Every entry must be given again exactly.

***** DATA SUPPLIED *****

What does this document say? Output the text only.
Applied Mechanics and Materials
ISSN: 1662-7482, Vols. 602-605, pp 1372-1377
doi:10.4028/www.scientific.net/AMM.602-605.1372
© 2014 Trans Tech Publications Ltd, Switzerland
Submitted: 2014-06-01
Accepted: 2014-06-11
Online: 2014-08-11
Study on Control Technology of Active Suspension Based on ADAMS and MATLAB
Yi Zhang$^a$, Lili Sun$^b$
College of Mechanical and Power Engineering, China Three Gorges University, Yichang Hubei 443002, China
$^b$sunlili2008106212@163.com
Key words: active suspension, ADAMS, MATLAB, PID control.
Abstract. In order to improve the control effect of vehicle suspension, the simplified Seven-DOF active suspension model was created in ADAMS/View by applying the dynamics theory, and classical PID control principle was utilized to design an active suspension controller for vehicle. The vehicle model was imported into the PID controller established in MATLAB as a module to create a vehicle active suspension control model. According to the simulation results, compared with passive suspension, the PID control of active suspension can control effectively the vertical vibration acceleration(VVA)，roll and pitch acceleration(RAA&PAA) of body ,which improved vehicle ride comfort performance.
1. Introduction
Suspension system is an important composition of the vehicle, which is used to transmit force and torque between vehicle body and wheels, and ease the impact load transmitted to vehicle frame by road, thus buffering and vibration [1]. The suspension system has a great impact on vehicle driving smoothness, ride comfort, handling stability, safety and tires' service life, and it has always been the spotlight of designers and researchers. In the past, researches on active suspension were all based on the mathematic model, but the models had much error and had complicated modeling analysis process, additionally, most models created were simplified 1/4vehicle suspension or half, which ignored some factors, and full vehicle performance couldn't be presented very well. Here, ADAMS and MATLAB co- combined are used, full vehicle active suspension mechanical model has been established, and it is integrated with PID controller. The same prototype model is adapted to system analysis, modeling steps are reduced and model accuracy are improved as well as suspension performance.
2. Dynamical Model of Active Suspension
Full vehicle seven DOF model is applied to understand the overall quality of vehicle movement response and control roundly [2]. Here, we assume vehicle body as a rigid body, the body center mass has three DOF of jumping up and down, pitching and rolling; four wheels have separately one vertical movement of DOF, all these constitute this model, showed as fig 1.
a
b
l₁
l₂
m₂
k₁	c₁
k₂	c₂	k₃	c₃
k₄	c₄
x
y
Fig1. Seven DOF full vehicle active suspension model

*****

FULL RESPONSE
What does this document say? Output the text only.
Applied Mechanics and Materials
ISSN: 1662-7482, Vols. 602-605, pp 1372-1377
doi:10.4028/www.scientific.net/AMM.602-605.1372
© 2014 Trans Tech Publications Ltd, Switzerland
Submitted: 2014-06-01
Accepted: 2014-06-11
Online: 2014-08-11
Study on Control Technology of Active Suspension Based on ADAMS and MATLAB
Yi Zhang$^a$, Lili Sun$^b$
College of Mechanical and Power Engineering, China Three Gorges University, Yichang Hubei 443002, China
$^b$sunlili2008106212@163.com
Key words: active suspension, ADAMS, MATLAB, PID control.
Abstract. In order to improve the control effect of vehicle suspension, the simplified Seven-DOF active suspension model was created in ADAMS/View by applying the dynamics theory, and classical PID control principle was utilized to design an active suspension controller for vehicle. The vehicle model was imported into the PID controller established in MATLAB as a module to create a vehicle active suspension control model. According to the simulation results, compared with passive suspension, the PID control of active suspension can control effectively the vertical vibration acceleration(VVA)，roll and pitch acceleration(RAA&PAA) of body ,which improved vehicle ride comfort performance.
1. Introduction
Suspension system is an important composition of the vehicle, which is used to transmit force and torque between vehicle body and wheels, and ease the impact load transmitted to vehicle frame by road, thus buffering and vibration [1]. The suspension system has a great impact on vehicle driving smoothness, ride comfort, handling stability, safety and tires' service life, and it has always been the spotlight of designers and researchers. In the past, researches on active suspension were all based on the mathematic model, but the models had much error and had complicated modeling analysis process, additionally, most models created were simplified 1/4vehicle suspension or half, which ignored some factors, and full vehicle performance couldn't be presented very well. Here, ADAMS and MATLAB co- combined are used, full vehicle active suspension mechanical model has been established, and it is integrated with PID controller. The same prototype model is adapted to system analysis, modeling steps are reduced and model accuracy are improved as well as suspension performance.
2. Dynamical Model of Active Suspension
Full vehicle seven DOF model is applied to understand the overall quality of vehicle movement response and control roundly [2]. Here, we assume vehicle body as a rigid body, the body center mass has three DOF of jumping up and down, pitching and rolling; four wheels have separately one vertical movement of DOF, all these constitute this model, showed as fig 1.
a
b
l₁
l₂
m₂
k₁	c₁
k₂	c₂	k₃	c₃
k₄	c₄
x
y
Fig1. Seven DOF full vehicle active suspension model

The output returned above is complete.